#### Exercise prompt
Answer with nothing but a number: how many lines include the word "forme"?

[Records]
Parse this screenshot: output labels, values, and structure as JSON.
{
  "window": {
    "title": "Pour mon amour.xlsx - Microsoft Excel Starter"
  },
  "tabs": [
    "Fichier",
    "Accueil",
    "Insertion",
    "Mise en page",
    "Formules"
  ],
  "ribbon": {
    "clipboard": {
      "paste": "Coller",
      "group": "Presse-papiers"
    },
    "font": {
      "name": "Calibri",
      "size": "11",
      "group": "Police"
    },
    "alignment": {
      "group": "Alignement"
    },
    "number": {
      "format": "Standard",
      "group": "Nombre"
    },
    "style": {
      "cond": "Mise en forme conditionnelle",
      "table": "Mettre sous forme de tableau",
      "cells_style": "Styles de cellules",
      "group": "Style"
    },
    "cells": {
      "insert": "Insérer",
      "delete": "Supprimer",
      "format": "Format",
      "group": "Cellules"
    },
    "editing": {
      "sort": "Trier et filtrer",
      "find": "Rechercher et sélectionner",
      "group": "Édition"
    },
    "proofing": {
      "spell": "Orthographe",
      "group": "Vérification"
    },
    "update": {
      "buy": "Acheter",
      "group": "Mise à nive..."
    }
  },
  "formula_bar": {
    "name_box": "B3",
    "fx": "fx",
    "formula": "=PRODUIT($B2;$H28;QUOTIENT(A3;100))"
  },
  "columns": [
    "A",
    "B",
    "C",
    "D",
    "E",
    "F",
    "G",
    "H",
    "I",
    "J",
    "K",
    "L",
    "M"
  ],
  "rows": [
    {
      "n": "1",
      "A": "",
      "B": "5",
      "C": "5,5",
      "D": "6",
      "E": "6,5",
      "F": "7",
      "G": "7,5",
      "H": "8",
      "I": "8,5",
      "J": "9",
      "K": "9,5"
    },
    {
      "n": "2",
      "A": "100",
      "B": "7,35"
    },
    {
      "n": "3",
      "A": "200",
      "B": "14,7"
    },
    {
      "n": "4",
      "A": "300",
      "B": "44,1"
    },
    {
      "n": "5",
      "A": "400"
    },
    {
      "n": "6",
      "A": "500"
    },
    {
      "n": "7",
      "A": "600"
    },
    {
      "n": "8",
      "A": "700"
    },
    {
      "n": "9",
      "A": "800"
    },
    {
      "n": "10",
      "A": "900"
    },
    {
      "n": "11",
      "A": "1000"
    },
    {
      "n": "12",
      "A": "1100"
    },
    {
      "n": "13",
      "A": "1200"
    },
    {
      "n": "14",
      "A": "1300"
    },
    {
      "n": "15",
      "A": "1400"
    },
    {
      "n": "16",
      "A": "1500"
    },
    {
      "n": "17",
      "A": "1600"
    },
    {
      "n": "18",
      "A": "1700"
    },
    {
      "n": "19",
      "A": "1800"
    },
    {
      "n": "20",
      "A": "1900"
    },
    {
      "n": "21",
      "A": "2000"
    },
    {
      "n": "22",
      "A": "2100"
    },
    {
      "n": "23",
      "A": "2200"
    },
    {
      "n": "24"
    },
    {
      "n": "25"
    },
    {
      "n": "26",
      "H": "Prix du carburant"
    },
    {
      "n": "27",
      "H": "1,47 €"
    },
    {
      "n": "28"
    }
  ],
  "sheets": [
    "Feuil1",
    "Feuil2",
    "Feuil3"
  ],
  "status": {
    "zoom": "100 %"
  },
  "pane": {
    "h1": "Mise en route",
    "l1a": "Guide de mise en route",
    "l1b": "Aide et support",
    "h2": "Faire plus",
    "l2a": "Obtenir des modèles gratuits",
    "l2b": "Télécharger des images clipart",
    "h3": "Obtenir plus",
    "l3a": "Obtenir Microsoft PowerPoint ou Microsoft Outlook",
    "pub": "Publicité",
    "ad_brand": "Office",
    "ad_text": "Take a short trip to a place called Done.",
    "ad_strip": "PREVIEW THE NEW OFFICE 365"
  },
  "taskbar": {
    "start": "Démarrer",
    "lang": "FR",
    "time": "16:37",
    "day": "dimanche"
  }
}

#### The solution
2